▸ Dataset extract
START

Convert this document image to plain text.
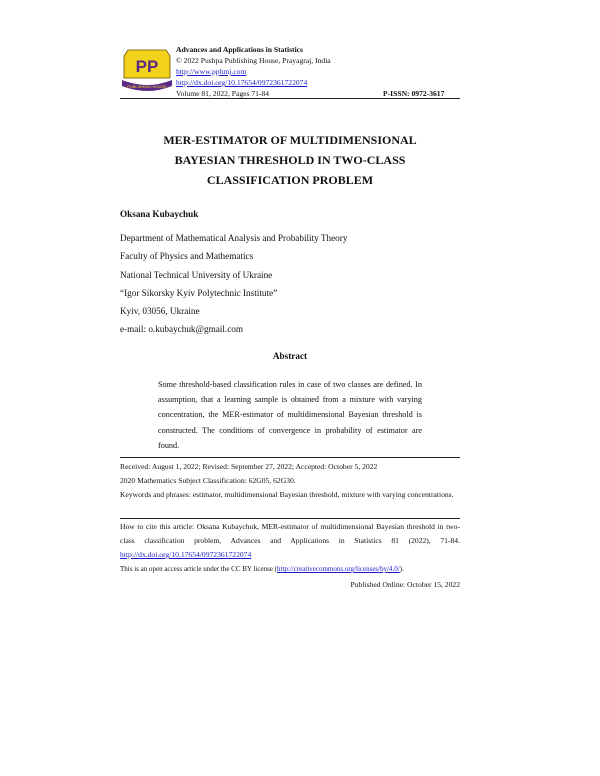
PP
PUBLISHING HOUSE
Advances and Applications in Statistics
© 2022 Pushpa Publishing House, Prayagraj, India
http://www.pphmj.com
http://dx.doi.org/10.17654/0972361722074
Volume 81, 2022, Pages 71-84	P-ISSN: 0972-3617
MER-ESTIMATOR OF MULTIDIMENSIONAL
BAYESIAN THRESHOLD IN TWO-CLASS
CLASSIFICATION PROBLEM
Oksana Kubaychuk
Department of Mathematical Analysis and Probability Theory
Faculty of Physics and Mathematics
National Technical University of Ukraine
“Igor Sikorsky Kyiv Polytechnic Institute”
Kyiv, 03056, Ukraine
e-mail: o.kubaychuk@gmail.com
Abstract
Some threshold-based classification rules in case of two classes are defined. In assumption, that a learning sample is obtained from a mixture with varying concentration, the MER-estimator of multidimensional Bayesian threshold is constructed. The conditions of convergence in probability of estimator are found.
Received: August 1, 2022; Revised: September 27, 2022; Accepted: October 5, 2022
2020 Mathematics Subject Classification: 62G05, 62G30.
Keywords and phrases: estimator, multidimensional Bayesian threshold, mixture with varying concentrations.
How to cite this article: Oksana Kubaychuk, MER-estimator of multidimensional Bayesian threshold in two-class classification problem, Advances and Applications in Statistics 81 (2022), 71-84. http://dx.doi.org/10.17654/0972361722074
This is an open access article under the CC BY license (http://creativecommons.org/licenses/by/4.0/).
Published Online: October 15, 2022
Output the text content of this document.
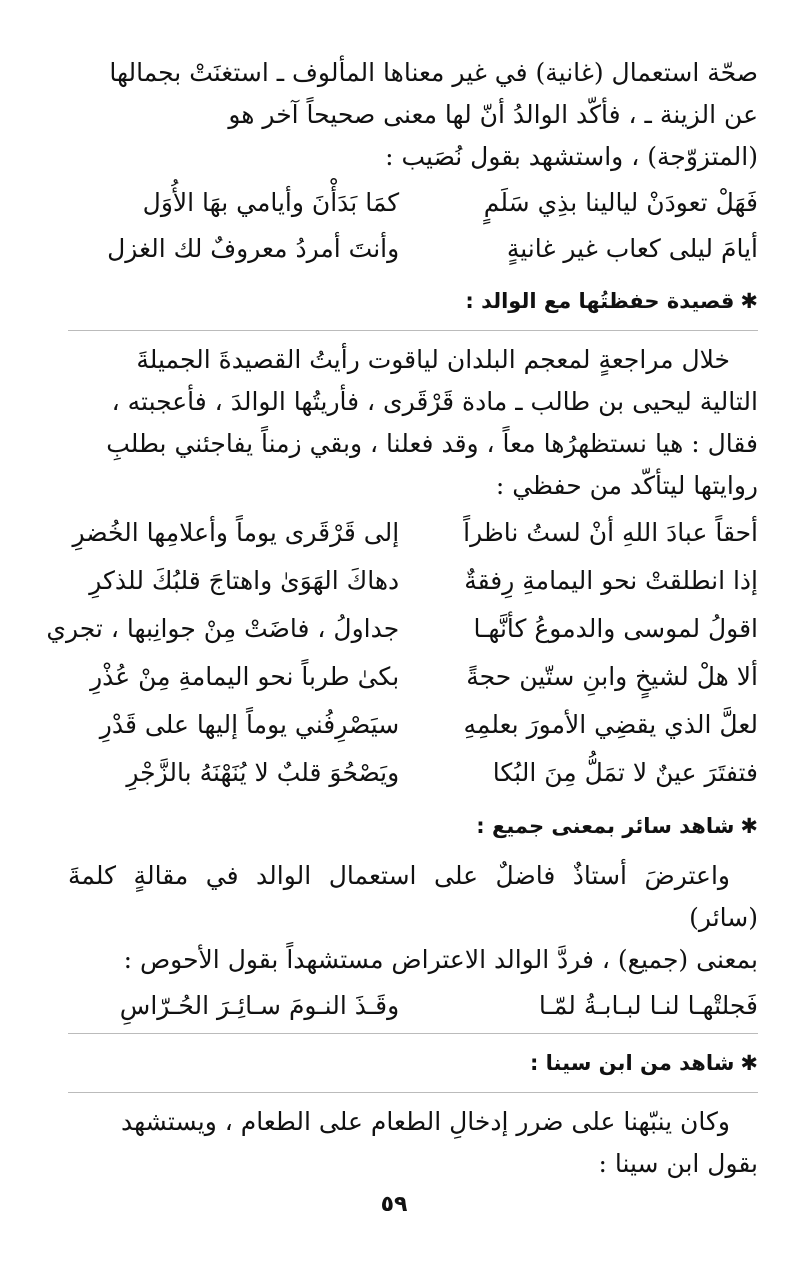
صحّة استعمال (غانية) في غير معناها المألوف ـ استغنَتْ بجمالها

عن الزينة ـ ، فأكّد الوالدُ أنّ لها معنى صحيحاً آخر هو

(المتزوّجة) ، واستشهد بقول نُصَيب :

فَهَلْ تعودَنْ ليالينا بذِي سَلَمٍ
كمَا بَدَأْنَ وأيامي بهَا الأُوَل
أيامَ ليلى كعاب غير غانيةٍ
وأنتَ أمردُ معروفٌ لك الغزل
✱قصيدة حفظتُها مع الوالد :

خلال مراجعةٍ لمعجم البلدان لياقوت رأيتُ القصيدةَ الجميلةَ

التالية ليحيى بن طالب ـ مادة قَرْقَرى ، فأريتُها الوالدَ ، فأعجبته ،

فقال : هيا نستظهرُها معاً ، وقد فعلنا ، وبقي زمناً يفاجئني بطلبِ

روايتها ليتأكّد من حفظي :

أحقاً عبادَ اللهِ أنْ لستُ ناظراً
إلى قَرْقَرى يوماً وأعلامِها الخُضرِ
إذا انطلقتْ نحو اليمامةِ رِفقةٌ
دهاكَ الهَوَىٰ واهتاجَ قلبُكَ للذكرِ
اقولُ لموسى والدموعُ كأنَّهـا
جداولُ ، فاضَتْ مِنْ جوانِبها ، تجري
ألا هلْ لشيخٍ وابنِ ستّين حجةً
بكىٰ طرباً نحو اليمامةِ مِنْ عُذْرِ
لعلَّ الذي يقضِي الأمورَ بعلمِهِ
سيَصْرِفُني يوماً إليها على قَدْرِ
فتفتَرَ عينٌ لا تمَلُّ مِنَ البُكا
ويَصْحُوَ قلبٌ لا يُنَهْنَهُ بالزَّجْرِ
✱شاهد سائر بمعنى جميع :

واعترضَ أستاذٌ فاضلٌ على استعمال الوالد في مقالةٍ كلمةَ (سائر)

بمعنى (جميع) ، فردَّ الوالد الاعتراض مستشهداً بقول الأحوص :

فَجلتْهـا لنـا لبـابـةُ لمّـا
وقَـذَ النـومَ سـائِـرَ الحُـرّاسِ
✱شاهد من ابن سينا :

وكان ينبّهنا على ضرر إدخالِ الطعام على الطعام ، ويستشهد

بقول ابن سينا :

٥٩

END

▸ Instruction
Reproduce every line precisely as given, omitting all pictures.

▸ The solution
Convert this document image to plain text.
PP
PUBLISHING HOUSE
Advances and Applications in Statistics
© 2022 Pushpa Publishing House, Prayagraj, India
http://www.pphmj.com
http://dx.doi.org/10.17654/0972361722074
Volume 81, 2022, Pages 71-84	P-ISSN: 0972-3617
MER-ESTIMATOR OF MULTIDIMENSIONAL
BAYESIAN THRESHOLD IN TWO-CLASS
CLASSIFICATION PROBLEM
Oksana Kubaychuk
Department of Mathematical Analysis and Probability Theory
Faculty of Physics and Mathematics
National Technical University of Ukraine
“Igor Sikorsky Kyiv Polytechnic Institute”
Kyiv, 03056, Ukraine
e-mail: o.kubaychuk@gmail.com
Abstract
Some threshold-based classification rules in case of two classes are defined. In assumption, that a learning sample is obtained from a mixture with varying concentration, the MER-estimator of multidimensional Bayesian threshold is constructed. The conditions of convergence in probability of estimator are found.
Received: August 1, 2022; Revised: September 27, 2022; Accepted: October 5, 2022
2020 Mathematics Subject Classification: 62G05, 62G30.
Keywords and phrases: estimator, multidimensional Bayesian threshold, mixture with varying concentrations.
How to cite this article: Oksana Kubaychuk, MER-estimator of multidimensional Bayesian threshold in two-class classification problem, Advances and Applications in Statistics 81 (2022), 71-84. http://dx.doi.org/10.17654/0972361722074
This is an open access article under the CC BY license (http://creativecommons.org/licenses/by/4.0/).
Published Online: October 15, 2022
Output the text content of this document.
صحّة استعمال (غانية) في غير معناها المألوف ـ استغنَتْ بجمالها

عن الزينة ـ ، فأكّد الوالدُ أنّ لها معنى صحيحاً آخر هو

(المتزوّجة) ، واستشهد بقول نُصَيب :

فَهَلْ تعودَنْ ليالينا بذِي سَلَمٍ
كمَا بَدَأْنَ وأيامي بهَا الأُوَل
أيامَ ليلى كعاب غير غانيةٍ
وأنتَ أمردُ معروفٌ لك الغزل
✱قصيدة حفظتُها مع الوالد :

خلال مراجعةٍ لمعجم البلدان لياقوت رأيتُ القصيدةَ الجميلةَ

التالية ليحيى بن طالب ـ مادة قَرْقَرى ، فأريتُها الوالدَ ، فأعجبته ،

فقال : هيا نستظهرُها معاً ، وقد فعلنا ، وبقي زمناً يفاجئني بطلبِ

روايتها ليتأكّد من حفظي :

أحقاً عبادَ اللهِ أنْ لستُ ناظراً
إلى قَرْقَرى يوماً وأعلامِها الخُضرِ
إذا انطلقتْ نحو اليمامةِ رِفقةٌ
دهاكَ الهَوَىٰ واهتاجَ قلبُكَ للذكرِ
اقولُ لموسى والدموعُ كأنَّهـا
جداولُ ، فاضَتْ مِنْ جوانِبها ، تجري
ألا هلْ لشيخٍ وابنِ ستّين حجةً
بكىٰ طرباً نحو اليمامةِ مِنْ عُذْرِ
لعلَّ الذي يقضِي الأمورَ بعلمِهِ
سيَصْرِفُني يوماً إليها على قَدْرِ
فتفتَرَ عينٌ لا تمَلُّ مِنَ البُكا
ويَصْحُوَ قلبٌ لا يُنَهْنَهُ بالزَّجْرِ
✱شاهد سائر بمعنى جميع :

واعترضَ أستاذٌ فاضلٌ على استعمال الوالد في مقالةٍ كلمةَ (سائر)

بمعنى (جميع) ، فردَّ الوالد الاعتراض مستشهداً بقول الأحوص :

فَجلتْهـا لنـا لبـابـةُ لمّـا
وقَـذَ النـومَ سـائِـرَ الحُـرّاسِ
✱شاهد من ابن سينا :

وكان ينبّهنا على ضرر إدخالِ الطعام على الطعام ، ويستشهد

بقول ابن سينا :

٥٩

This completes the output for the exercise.